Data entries
──────────────────────────────
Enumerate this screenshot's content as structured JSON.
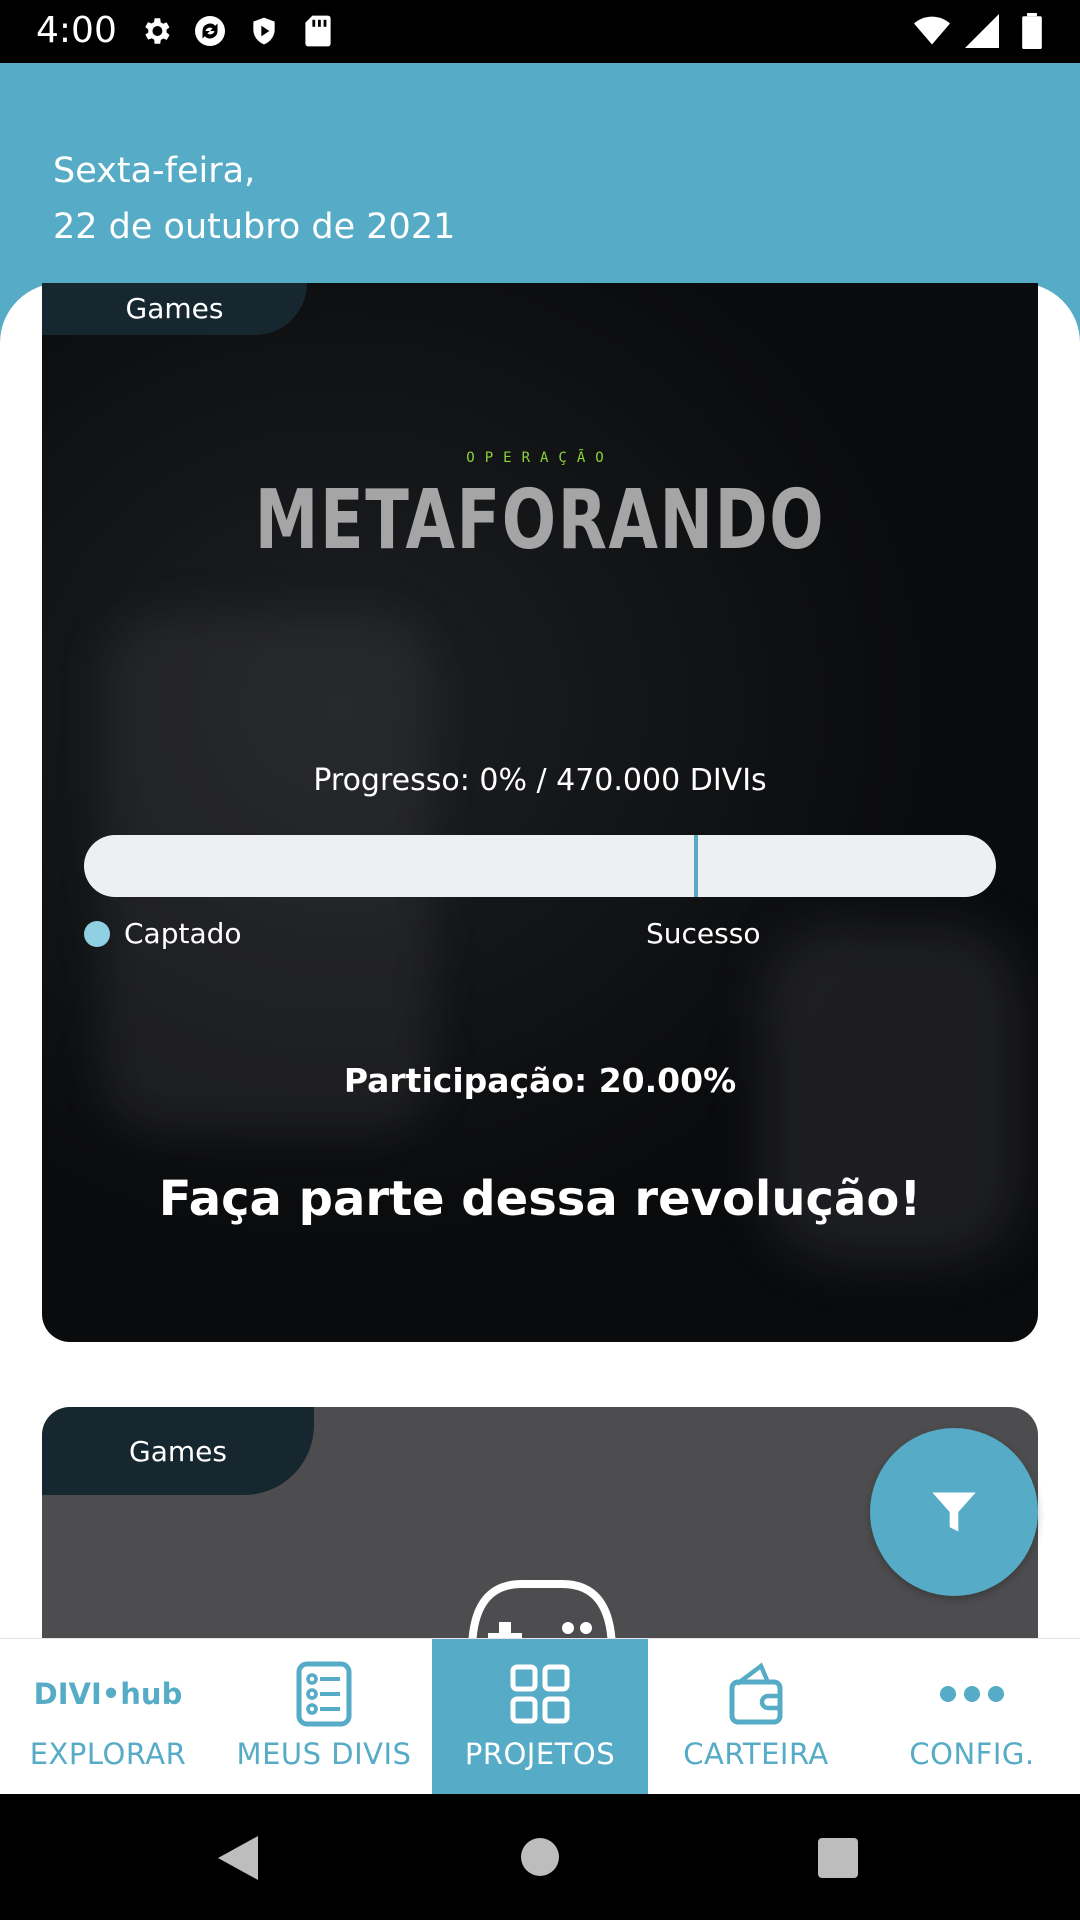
{
  "status_bar": {
    "time": "4:00",
    "left_icons": [
      "settings-icon",
      "sync-icon",
      "shield-icon",
      "sd-card-icon"
    ],
    "right_icons": [
      "wifi-icon",
      "signal-icon",
      "battery-icon"
    ]
  },
  "header": {
    "weekday": "Sexta-feira,",
    "date": "22 de outubro de 2021"
  },
  "projects": [
    {
      "category": "Games",
      "logo_small": "OPERAÇÃO",
      "logo_title": "METAFORANDO",
      "progress_text": "Progresso: 0% / 470.000 DIVIs",
      "progress": 0,
      "legend_raised": "Captado",
      "legend_success": "Sucesso",
      "participation": "Participação: 20.00%",
      "cta": "Faça parte dessa revolução!"
    },
    {
      "category": "Games",
      "image_icon": "gamepad-icon"
    }
  ],
  "fab": {
    "icon": "filter-icon"
  },
  "bottom_nav": {
    "items": [
      {
        "label": "EXPLORAR",
        "logo": [
          "DIVI",
          "•hub"
        ],
        "icon": "divi-hub-logo",
        "active": false
      },
      {
        "label": "MEUS DIVIS",
        "icon": "list-icon",
        "active": false
      },
      {
        "label": "PROJETOS",
        "icon": "grid-icon",
        "active": true
      },
      {
        "label": "CARTEIRA",
        "icon": "wallet-icon",
        "active": false
      },
      {
        "label": "CONFIG.",
        "icon": "more-icon",
        "active": false
      }
    ]
  },
  "colors": {
    "primary": "#56abc6",
    "tag_bg": "#172730",
    "logo_accent": "#8cd33a"
  }
}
──────────────────────────────
* _Instructions to follow_:
Return each line where "label" shows up.

* _Correct output_:
        "label": "EXPLORAR",
        "label": "MEUS DIVIS",
        "label": "PROJETOS",
        "label": "CARTEIRA",
        "label": "CONFIG.",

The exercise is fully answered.